-- ENTRIES SUPPLIED start --

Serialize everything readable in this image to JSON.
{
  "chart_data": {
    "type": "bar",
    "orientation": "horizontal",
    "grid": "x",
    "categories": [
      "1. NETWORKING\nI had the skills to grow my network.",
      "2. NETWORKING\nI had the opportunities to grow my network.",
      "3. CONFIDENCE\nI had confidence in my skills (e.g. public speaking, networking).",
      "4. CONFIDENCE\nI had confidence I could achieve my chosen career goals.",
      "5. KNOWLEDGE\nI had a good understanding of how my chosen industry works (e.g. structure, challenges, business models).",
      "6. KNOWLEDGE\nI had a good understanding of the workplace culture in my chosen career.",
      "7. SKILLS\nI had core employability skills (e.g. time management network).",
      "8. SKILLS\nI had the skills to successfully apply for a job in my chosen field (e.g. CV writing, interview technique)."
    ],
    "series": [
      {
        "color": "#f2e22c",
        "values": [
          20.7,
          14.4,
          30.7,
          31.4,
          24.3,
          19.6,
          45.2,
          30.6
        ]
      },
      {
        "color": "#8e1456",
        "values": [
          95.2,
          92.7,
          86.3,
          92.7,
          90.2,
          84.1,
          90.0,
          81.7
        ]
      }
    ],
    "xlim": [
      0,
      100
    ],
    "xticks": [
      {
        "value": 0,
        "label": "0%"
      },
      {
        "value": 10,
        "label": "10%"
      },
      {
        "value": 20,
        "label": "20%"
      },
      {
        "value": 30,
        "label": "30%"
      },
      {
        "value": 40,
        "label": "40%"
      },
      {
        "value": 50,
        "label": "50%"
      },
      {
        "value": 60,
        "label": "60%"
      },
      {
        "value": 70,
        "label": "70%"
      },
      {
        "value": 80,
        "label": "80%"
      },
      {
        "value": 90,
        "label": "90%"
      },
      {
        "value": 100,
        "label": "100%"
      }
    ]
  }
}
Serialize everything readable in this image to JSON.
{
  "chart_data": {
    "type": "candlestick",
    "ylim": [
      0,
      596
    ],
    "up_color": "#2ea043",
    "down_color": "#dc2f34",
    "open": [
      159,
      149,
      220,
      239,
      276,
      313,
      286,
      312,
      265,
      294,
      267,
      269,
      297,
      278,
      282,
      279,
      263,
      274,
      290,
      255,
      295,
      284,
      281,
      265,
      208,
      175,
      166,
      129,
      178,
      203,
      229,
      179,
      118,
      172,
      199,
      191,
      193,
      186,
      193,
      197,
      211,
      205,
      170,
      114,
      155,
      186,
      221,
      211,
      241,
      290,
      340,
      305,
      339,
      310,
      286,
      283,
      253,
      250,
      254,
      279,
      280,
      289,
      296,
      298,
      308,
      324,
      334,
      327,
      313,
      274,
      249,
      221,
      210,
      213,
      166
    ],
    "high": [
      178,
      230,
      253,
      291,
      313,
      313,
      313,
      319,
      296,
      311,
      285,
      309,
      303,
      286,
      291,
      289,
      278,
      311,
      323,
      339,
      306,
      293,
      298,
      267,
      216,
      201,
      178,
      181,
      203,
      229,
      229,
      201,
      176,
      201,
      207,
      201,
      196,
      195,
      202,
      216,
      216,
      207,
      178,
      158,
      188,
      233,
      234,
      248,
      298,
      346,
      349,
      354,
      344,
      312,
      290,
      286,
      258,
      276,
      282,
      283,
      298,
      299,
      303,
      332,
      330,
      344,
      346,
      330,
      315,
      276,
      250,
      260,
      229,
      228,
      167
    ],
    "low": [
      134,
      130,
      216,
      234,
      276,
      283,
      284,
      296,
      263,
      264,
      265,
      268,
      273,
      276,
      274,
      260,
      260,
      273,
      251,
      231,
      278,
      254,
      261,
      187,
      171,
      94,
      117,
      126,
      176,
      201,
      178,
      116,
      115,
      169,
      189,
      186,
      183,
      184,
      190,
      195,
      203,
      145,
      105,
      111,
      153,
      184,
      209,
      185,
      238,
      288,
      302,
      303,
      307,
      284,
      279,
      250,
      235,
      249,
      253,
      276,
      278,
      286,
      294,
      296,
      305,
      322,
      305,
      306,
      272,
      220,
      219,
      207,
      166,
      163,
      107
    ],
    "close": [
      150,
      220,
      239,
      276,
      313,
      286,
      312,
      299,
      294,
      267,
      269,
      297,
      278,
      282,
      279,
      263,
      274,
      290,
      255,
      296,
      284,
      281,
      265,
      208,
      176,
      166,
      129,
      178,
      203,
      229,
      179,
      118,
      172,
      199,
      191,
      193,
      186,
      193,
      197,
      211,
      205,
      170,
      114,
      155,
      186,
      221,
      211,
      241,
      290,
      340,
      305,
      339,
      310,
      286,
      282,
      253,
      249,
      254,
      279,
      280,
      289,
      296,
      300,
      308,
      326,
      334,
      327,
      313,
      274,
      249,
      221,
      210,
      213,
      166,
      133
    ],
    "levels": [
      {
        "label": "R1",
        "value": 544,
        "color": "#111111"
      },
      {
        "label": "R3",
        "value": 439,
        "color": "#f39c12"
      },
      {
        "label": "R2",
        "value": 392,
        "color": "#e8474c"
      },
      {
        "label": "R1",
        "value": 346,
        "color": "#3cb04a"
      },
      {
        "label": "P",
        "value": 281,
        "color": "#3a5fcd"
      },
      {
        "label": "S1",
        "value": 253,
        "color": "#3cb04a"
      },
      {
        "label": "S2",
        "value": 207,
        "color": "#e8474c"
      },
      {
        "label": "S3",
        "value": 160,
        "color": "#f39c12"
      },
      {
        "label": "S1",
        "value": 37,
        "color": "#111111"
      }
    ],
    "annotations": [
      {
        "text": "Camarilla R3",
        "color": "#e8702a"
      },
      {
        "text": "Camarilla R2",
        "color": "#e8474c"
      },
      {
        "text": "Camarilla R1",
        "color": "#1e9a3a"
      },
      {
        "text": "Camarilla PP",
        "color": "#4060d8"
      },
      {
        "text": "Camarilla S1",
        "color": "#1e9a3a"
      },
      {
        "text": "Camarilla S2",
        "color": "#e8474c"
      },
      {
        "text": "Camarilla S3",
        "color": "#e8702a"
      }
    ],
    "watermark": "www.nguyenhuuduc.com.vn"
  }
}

-- ENTRIES SUPPLIED end --

* **EXERCISE REQUIREMENTS**: Quote the entire listing above exactly.

* **CORRECT RESPONSE**:
Serialize everything readable in this image to JSON.
{
  "chart_data": {
    "type": "bar",
    "orientation": "horizontal",
    "grid": "x",
    "categories": [
      "1. NETWORKING\nI had the skills to grow my network.",
      "2. NETWORKING\nI had the opportunities to grow my network.",
      "3. CONFIDENCE\nI had confidence in my skills (e.g. public speaking, networking).",
      "4. CONFIDENCE\nI had confidence I could achieve my chosen career goals.",
      "5. KNOWLEDGE\nI had a good understanding of how my chosen industry works (e.g. structure, challenges, business models).",
      "6. KNOWLEDGE\nI had a good understanding of the workplace culture in my chosen career.",
      "7. SKILLS\nI had core employability skills (e.g. time management network).",
      "8. SKILLS\nI had the skills to successfully apply for a job in my chosen field (e.g. CV writing, interview technique)."
    ],
    "series": [
      {
        "color": "#f2e22c",
        "values": [
          20.7,
          14.4,
          30.7,
          31.4,
          24.3,
          19.6,
          45.2,
          30.6
        ]
      },
      {
        "color": "#8e1456",
        "values": [
          95.2,
          92.7,
          86.3,
          92.7,
          90.2,
          84.1,
          90.0,
          81.7
        ]
      }
    ],
    "xlim": [
      0,
      100
    ],
    "xticks": [
      {
        "value": 0,
        "label": "0%"
      },
      {
        "value": 10,
        "label": "10%"
      },
      {
        "value": 20,
        "label": "20%"
      },
      {
        "value": 30,
        "label": "30%"
      },
      {
        "value": 40,
        "label": "40%"
      },
      {
        "value": 50,
        "label": "50%"
      },
      {
        "value": 60,
        "label": "60%"
      },
      {
        "value": 70,
        "label": "70%"
      },
      {
        "value": 80,
        "label": "80%"
      },
      {
        "value": 90,
        "label": "90%"
      },
      {
        "value": 100,
        "label": "100%"
      }
    ]
  }
}
Serialize everything readable in this image to JSON.
{
  "chart_data": {
    "type": "candlestick",
    "ylim": [
      0,
      596
    ],
    "up_color": "#2ea043",
    "down_color": "#dc2f34",
    "open": [
      159,
      149,
      220,
      239,
      276,
      313,
      286,
      312,
      265,
      294,
      267,
      269,
      297,
      278,
      282,
      279,
      263,
      274,
      290,
      255,
      295,
      284,
      281,
      265,
      208,
      175,
      166,
      129,
      178,
      203,
      229,
      179,
      118,
      172,
      199,
      191,
      193,
      186,
      193,
      197,
      211,
      205,
      170,
      114,
      155,
      186,
      221,
      211,
      241,
      290,
      340,
      305,
      339,
      310,
      286,
      283,
      253,
      250,
      254,
      279,
      280,
      289,
      296,
      298,
      308,
      324,
      334,
      327,
      313,
      274,
      249,
      221,
      210,
      213,
      166
    ],
    "high": [
      178,
      230,
      253,
      291,
      313,
      313,
      313,
      319,
      296,
      311,
      285,
      309,
      303,
      286,
      291,
      289,
      278,
      311,
      323,
      339,
      306,
      293,
      298,
      267,
      216,
      201,
      178,
      181,
      203,
      229,
      229,
      201,
      176,
      201,
      207,
      201,
      196,
      195,
      202,
      216,
      216,
      207,
      178,
      158,
      188,
      233,
      234,
      248,
      298,
      346,
      349,
      354,
      344,
      312,
      290,
      286,
      258,
      276,
      282,
      283,
      298,
      299,
      303,
      332,
      330,
      344,
      346,
      330,
      315,
      276,
      250,
      260,
      229,
      228,
      167
    ],
    "low": [
      134,
      130,
      216,
      234,
      276,
      283,
      284,
      296,
      263,
      264,
      265,
      268,
      273,
      276,
      274,
      260,
      260,
      273,
      251,
      231,
      278,
      254,
      261,
      187,
      171,
      94,
      117,
      126,
      176,
      201,
      178,
      116,
      115,
      169,
      189,
      186,
      183,
      184,
      190,
      195,
      203,
      145,
      105,
      111,
      153,
      184,
      209,
      185,
      238,
      288,
      302,
      303,
      307,
      284,
      279,
      250,
      235,
      249,
      253,
      276,
      278,
      286,
      294,
      296,
      305,
      322,
      305,
      306,
      272,
      220,
      219,
      207,
      166,
      163,
      107
    ],
    "close": [
      150,
      220,
      239,
      276,
      313,
      286,
      312,
      299,
      294,
      267,
      269,
      297,
      278,
      282,
      279,
      263,
      274,
      290,
      255,
      296,
      284,
      281,
      265,
      208,
      176,
      166,
      129,
      178,
      203,
      229,
      179,
      118,
      172,
      199,
      191,
      193,
      186,
      193,
      197,
      211,
      205,
      170,
      114,
      155,
      186,
      221,
      211,
      241,
      290,
      340,
      305,
      339,
      310,
      286,
      282,
      253,
      249,
      254,
      279,
      280,
      289,
      296,
      300,
      308,
      326,
      334,
      327,
      313,
      274,
      249,
      221,
      210,
      213,
      166,
      133
    ],
    "levels": [
      {
        "label": "R1",
        "value": 544,
        "color": "#111111"
      },
      {
        "label": "R3",
        "value": 439,
        "color": "#f39c12"
      },
      {
        "label": "R2",
        "value": 392,
        "color": "#e8474c"
      },
      {
        "label": "R1",
        "value": 346,
        "color": "#3cb04a"
      },
      {
        "label": "P",
        "value": 281,
        "color": "#3a5fcd"
      },
      {
        "label": "S1",
        "value": 253,
        "color": "#3cb04a"
      },
      {
        "label": "S2",
        "value": 207,
        "color": "#e8474c"
      },
      {
        "label": "S3",
        "value": 160,
        "color": "#f39c12"
      },
      {
        "label": "S1",
        "value": 37,
        "color": "#111111"
      }
    ],
    "annotations": [
      {
        "text": "Camarilla R3",
        "color": "#e8702a"
      },
      {
        "text": "Camarilla R2",
        "color": "#e8474c"
      },
      {
        "text": "Camarilla R1",
        "color": "#1e9a3a"
      },
      {
        "text": "Camarilla PP",
        "color": "#4060d8"
      },
      {
        "text": "Camarilla S1",
        "color": "#1e9a3a"
      },
      {
        "text": "Camarilla S2",
        "color": "#e8474c"
      },
      {
        "text": "Camarilla S3",
        "color": "#e8702a"
      }
    ],
    "watermark": "www.nguyenhuuduc.com.vn"
  }
}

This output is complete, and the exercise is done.